§ What to do
**a.** According to the Bacchanalia article, how many of the cult's adherents were eventually executed?
**b.** Summarize the Bacchanalia article in two sentences.
**c.** Put this sentence from the Bacchanalia article into Spanish: "Known best as the god of wine and dance, Dionysus was the son of Zeus."

Saturday, August 14, 2021

 Bacchanalia in the Ancient World Still Appeals

Michael Streich

In the wake of the Second Punic War, the Roman Senate turned its attention to a secret cult that appeared to be a growing threat to state security. Additionally, the cult of Dionysus – or Bacchus, seemed to subvert Roman values as they applied to the family, civic responsibility, and social discipline. Supplanting Republican household religion, the Bacchic orgies were held in secret, prompting rumors of ritual murder and poisoning. Roman leaders were determined to eradicate this new mystery cult.

 

Dionysus in the Ancient World

 

The cult of Dionysus endured for over 1,000 years. Scholars debate its origins, some tracing the roots to Thrace, others, citing stark comparisons with Osiris, to Egypt. Known best as the god of wine and dance, Dionysus was the son of Zeus. Like Osiris, he was brutally murdered by enemies and torn apart, yet later “resurrected.”

 

In Greece, the secret night revelries or orgies had the effect of providing some freedom for women whose daily role was confined to the home. Perhaps the most famous devotee, Queen Olympias, was said to have been impregnated by a large snake during one of these festivals, giving birth to Alexander the Great. Olympias herself credited Zeus with impregnating her.

 

Robert Turcan, professor of Roman History at the Sorbonne, suggests that the growth of the cult in Greece coincided with the aftereffects of prolonged war: Dionysian belief “restructured to meet the needs and the anguish of Hellenistic humanity.” The same reasons are given for the rise of the cult in Italy after the Second Punic War. Uncertainty and fear led people to escape into a cultic experience that was mysterious and unconventional.

 

The aim was to become a Bacchus, to fully identify with the god. For most adherents, this process was on-going a fed only by the regular secret rituals and orgies, the dancing and consumption of wine, usually every two years. Turcan uses the Freudian analogy of liberating the “id” from the “ego.”

 

Response of the Roman Republic

 

The Punic War had brought many rural people into the cities, particularly in Etruria where the cult of Dionysus was strong. Eventually, the cult attracted members of Rome’s upper classes. Stories of debauchery, ritual murder, poisoning, and illegal wills caused the Roman Senate to act. Senatus Consultum Bacchanalibus, of 186 B.C. attempted to contain the cult: “no one is to aspire to perform rites either in secret, or in public, or in private,” unless approved the Senate. Failure to obtain approval would result in a capital charge. According to Roman writers, over 5,000 adherents were eventually executed.

§ Records supplied

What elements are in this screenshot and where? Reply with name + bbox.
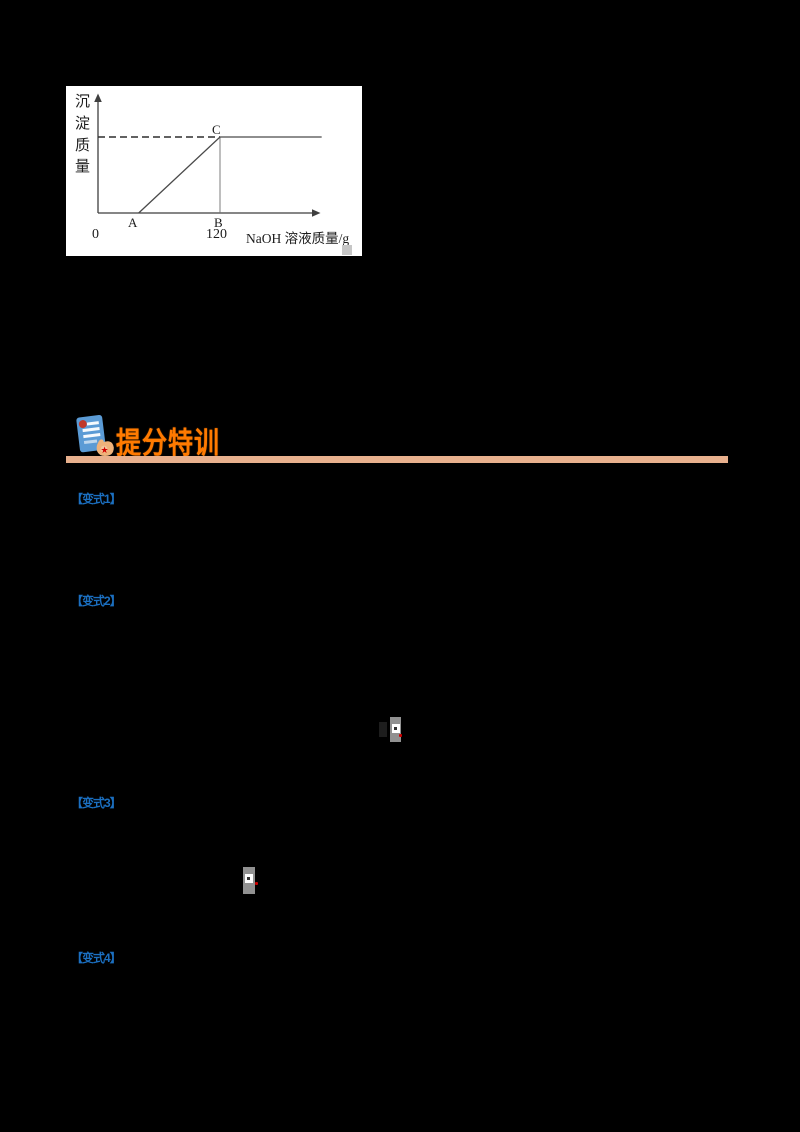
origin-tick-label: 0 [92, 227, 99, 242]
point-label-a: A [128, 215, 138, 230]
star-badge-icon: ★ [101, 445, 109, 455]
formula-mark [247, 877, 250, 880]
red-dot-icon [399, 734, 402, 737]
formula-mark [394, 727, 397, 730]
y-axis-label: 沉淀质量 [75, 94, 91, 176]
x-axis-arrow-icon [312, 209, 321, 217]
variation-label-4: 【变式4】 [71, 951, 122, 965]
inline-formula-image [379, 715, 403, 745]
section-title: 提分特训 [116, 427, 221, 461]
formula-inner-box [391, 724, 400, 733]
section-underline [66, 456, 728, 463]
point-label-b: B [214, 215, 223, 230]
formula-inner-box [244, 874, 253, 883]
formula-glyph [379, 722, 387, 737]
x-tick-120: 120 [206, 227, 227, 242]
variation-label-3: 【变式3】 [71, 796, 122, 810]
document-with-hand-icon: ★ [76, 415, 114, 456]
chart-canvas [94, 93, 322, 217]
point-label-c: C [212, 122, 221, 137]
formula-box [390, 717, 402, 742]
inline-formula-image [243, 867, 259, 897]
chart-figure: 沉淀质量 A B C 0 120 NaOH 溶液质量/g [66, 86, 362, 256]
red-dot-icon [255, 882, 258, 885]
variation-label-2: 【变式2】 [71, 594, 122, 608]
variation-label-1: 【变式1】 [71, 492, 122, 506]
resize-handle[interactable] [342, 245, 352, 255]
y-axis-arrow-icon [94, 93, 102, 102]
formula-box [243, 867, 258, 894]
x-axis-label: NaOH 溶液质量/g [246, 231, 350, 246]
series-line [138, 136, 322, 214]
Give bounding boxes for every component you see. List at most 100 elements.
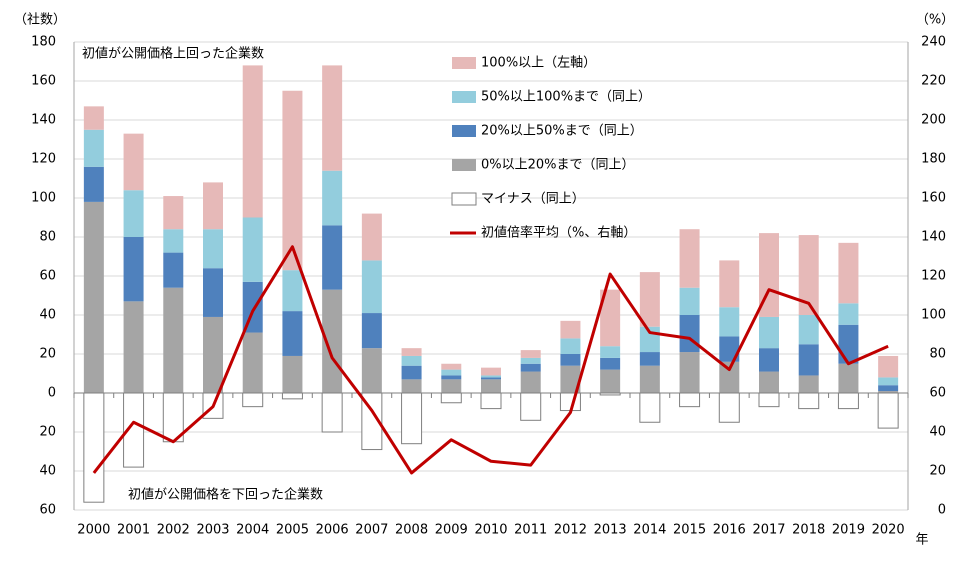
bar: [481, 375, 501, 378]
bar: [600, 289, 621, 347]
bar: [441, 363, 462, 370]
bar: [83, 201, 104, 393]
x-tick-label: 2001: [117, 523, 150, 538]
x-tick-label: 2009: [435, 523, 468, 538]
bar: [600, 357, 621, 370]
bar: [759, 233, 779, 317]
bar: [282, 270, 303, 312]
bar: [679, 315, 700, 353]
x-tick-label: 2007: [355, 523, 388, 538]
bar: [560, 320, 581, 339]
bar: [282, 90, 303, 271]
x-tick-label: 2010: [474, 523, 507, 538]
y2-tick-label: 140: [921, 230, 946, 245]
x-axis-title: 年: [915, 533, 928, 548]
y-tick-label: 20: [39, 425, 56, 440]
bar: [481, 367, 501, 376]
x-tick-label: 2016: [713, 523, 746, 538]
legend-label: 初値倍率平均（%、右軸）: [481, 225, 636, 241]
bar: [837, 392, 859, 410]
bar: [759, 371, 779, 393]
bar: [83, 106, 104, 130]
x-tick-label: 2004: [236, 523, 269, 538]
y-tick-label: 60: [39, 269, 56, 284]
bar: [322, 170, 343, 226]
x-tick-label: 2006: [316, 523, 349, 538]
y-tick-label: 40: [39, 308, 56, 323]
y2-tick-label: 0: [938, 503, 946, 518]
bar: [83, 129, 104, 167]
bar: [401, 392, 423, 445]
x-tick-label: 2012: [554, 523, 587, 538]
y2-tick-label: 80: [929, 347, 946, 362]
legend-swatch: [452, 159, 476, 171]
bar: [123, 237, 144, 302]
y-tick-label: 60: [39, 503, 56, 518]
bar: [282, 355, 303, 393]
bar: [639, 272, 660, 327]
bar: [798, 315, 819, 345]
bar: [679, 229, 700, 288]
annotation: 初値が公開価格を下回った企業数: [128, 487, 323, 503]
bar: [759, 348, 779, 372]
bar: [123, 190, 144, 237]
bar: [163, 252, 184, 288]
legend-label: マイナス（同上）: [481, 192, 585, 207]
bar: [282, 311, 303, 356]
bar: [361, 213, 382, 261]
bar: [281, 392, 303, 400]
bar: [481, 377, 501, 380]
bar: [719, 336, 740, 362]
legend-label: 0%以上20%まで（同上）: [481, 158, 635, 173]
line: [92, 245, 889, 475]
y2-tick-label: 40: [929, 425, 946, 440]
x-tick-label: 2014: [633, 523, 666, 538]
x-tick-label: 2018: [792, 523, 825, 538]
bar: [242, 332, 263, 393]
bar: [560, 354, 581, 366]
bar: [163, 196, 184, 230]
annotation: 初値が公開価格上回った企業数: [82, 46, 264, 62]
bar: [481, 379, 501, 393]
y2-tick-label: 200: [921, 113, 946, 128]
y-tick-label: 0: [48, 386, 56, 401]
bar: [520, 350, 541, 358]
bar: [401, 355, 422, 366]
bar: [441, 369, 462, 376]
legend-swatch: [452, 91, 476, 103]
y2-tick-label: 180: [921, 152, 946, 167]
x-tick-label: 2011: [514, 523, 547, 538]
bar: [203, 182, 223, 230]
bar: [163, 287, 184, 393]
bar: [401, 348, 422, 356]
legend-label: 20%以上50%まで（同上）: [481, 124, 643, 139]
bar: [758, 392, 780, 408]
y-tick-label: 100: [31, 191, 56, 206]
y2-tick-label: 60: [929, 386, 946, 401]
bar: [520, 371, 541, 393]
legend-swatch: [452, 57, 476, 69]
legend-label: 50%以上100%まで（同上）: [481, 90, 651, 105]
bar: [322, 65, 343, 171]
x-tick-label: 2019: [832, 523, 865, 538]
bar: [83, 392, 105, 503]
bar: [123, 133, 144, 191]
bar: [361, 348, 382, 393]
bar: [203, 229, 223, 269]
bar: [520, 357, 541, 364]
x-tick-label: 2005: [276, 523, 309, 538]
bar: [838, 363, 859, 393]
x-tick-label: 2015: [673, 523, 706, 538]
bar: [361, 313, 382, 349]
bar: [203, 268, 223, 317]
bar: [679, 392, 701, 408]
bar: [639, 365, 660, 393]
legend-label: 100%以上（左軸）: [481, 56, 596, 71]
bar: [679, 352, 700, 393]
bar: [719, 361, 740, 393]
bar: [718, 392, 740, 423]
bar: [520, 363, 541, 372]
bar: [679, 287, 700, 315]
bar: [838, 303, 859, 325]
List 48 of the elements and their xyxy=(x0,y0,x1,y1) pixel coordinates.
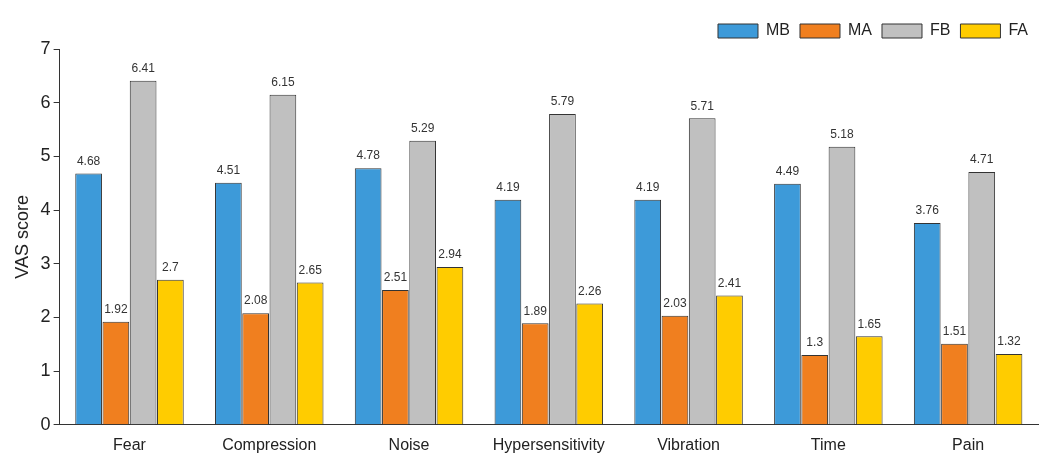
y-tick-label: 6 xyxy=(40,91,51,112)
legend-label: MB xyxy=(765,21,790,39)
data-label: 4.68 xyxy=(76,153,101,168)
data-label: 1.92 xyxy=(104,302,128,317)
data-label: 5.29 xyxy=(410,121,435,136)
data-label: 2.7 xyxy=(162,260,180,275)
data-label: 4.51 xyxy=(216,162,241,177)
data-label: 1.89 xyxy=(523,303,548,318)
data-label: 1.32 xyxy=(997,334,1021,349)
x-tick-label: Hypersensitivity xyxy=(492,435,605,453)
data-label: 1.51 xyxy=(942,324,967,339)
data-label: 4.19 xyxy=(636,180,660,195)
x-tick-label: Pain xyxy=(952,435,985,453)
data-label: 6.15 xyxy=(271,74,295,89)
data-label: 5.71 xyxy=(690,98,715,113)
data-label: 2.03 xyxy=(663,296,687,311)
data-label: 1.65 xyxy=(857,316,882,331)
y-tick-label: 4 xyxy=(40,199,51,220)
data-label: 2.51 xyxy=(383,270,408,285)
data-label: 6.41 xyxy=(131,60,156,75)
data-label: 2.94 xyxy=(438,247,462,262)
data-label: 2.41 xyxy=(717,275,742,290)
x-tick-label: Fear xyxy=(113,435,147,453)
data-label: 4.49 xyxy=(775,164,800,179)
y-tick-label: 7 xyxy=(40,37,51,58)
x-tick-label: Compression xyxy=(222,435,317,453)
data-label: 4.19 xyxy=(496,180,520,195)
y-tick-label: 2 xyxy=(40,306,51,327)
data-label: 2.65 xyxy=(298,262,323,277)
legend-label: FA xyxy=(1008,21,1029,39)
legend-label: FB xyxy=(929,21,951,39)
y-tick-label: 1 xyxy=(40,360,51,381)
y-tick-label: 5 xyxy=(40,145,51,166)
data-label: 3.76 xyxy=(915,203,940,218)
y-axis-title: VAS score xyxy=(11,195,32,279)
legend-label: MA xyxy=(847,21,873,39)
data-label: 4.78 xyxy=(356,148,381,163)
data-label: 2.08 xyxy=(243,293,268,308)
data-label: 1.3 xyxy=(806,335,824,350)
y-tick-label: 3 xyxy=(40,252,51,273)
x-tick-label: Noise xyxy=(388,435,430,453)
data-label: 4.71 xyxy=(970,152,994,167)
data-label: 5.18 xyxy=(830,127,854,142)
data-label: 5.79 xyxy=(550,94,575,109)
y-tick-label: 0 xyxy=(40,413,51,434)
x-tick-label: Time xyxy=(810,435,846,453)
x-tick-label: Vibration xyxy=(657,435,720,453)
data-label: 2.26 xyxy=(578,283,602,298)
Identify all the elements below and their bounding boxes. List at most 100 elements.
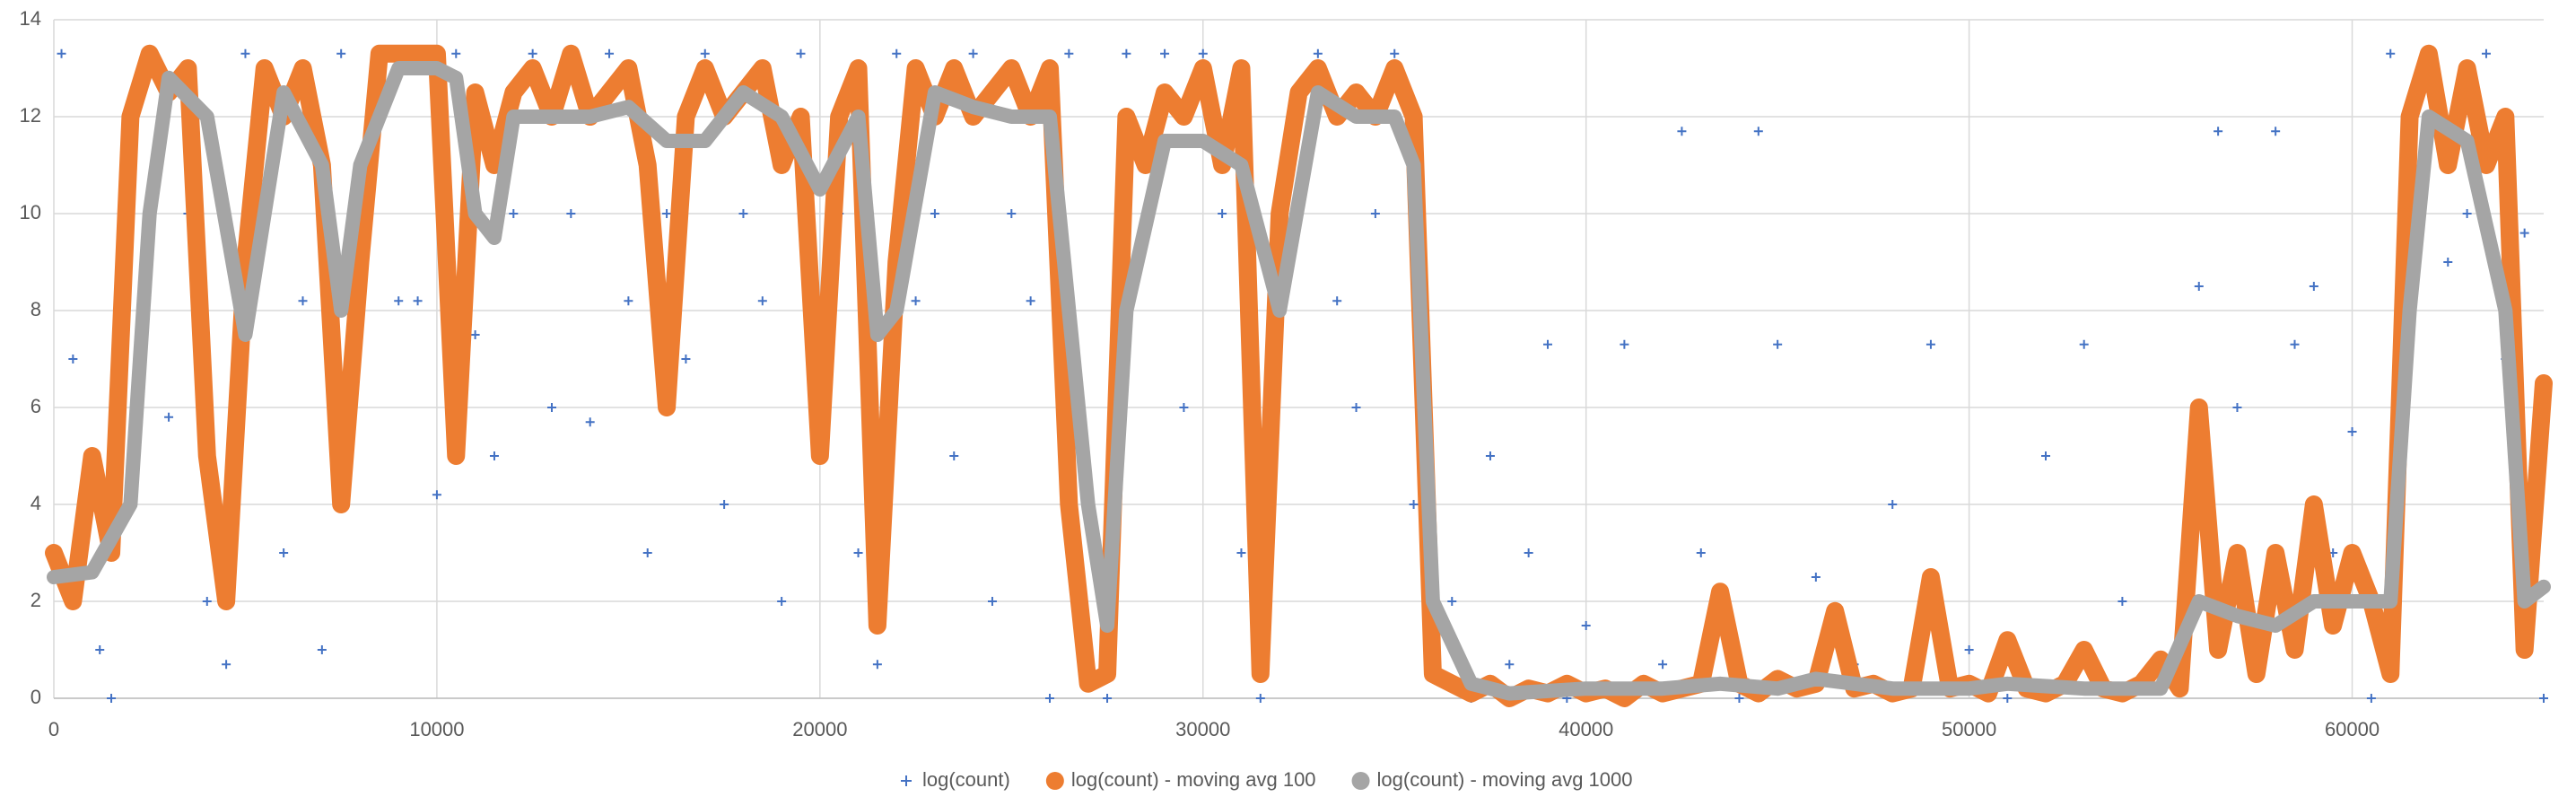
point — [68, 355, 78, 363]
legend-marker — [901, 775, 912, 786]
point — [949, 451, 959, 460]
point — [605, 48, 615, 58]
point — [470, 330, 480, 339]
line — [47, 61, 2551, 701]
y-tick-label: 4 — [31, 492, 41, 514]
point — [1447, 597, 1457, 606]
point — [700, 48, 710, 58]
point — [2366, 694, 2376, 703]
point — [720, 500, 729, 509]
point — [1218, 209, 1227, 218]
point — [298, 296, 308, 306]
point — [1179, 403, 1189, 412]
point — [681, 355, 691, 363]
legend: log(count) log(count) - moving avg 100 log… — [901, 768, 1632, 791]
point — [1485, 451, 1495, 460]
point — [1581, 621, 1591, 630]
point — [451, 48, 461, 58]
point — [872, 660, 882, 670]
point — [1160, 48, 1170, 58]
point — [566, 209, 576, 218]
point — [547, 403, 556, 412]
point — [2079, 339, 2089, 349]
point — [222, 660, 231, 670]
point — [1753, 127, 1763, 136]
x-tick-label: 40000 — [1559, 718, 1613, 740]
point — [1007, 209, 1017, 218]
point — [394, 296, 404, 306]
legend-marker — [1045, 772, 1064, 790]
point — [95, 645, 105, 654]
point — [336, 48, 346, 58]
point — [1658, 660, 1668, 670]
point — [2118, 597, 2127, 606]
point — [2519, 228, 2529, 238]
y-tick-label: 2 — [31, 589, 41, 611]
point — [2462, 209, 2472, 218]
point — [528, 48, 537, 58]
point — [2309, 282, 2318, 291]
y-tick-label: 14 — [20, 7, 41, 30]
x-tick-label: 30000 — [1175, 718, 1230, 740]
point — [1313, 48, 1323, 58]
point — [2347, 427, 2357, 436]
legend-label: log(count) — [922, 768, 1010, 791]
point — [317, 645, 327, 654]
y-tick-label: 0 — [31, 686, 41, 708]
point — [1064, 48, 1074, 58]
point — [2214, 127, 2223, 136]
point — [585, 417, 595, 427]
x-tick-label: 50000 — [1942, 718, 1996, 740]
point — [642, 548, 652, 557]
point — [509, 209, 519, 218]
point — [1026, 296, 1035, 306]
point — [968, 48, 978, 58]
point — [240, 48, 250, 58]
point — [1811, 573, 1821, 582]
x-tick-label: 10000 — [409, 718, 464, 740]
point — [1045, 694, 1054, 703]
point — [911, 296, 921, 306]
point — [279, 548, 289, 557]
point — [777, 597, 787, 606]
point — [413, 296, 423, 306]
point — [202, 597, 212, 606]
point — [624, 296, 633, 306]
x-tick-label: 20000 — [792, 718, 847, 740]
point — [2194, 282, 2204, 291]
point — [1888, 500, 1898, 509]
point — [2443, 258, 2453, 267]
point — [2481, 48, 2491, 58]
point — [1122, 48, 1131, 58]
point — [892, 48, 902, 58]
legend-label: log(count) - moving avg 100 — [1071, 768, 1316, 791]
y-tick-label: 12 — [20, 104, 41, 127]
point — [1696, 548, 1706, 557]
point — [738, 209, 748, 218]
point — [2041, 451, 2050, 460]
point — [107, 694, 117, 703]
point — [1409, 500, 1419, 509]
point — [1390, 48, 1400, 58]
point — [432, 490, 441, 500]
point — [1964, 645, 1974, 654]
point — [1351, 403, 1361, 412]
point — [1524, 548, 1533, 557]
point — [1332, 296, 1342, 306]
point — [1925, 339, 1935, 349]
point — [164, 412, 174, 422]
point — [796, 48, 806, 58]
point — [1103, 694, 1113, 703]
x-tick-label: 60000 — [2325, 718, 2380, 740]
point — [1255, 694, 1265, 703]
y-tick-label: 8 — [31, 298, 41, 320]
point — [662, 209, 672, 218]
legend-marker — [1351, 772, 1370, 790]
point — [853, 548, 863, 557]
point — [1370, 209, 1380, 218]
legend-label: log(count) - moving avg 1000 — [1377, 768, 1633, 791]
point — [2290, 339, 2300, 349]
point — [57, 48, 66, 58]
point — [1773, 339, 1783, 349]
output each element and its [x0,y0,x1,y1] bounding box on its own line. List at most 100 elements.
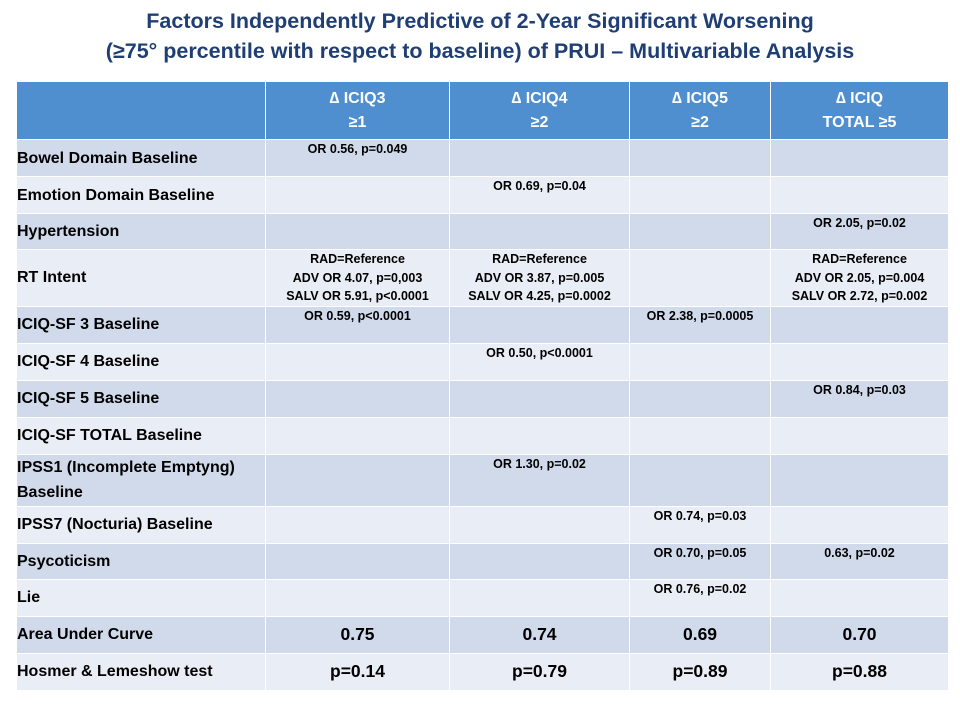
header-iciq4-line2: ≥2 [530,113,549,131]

§ Exercise solutions
**a.** Over 5,000, according to Roman writers.

**b.** After the Second Punic War, the Roman Senate saw the secret cult of Dionysus, or Bacchus, as a threat to state security and Roman values, and its secret orgies prompted rumors of ritual murder and poisoning. In 186 B.C. the Senate decreed that no one could perform the rites without its approval on pain of a capital charge, and Roman writers report that over 5,000 adherents were eventually executed.

**c.** Conocido sobre todo como el dios del vino y la danza, Dioniso era hijo de Zeus.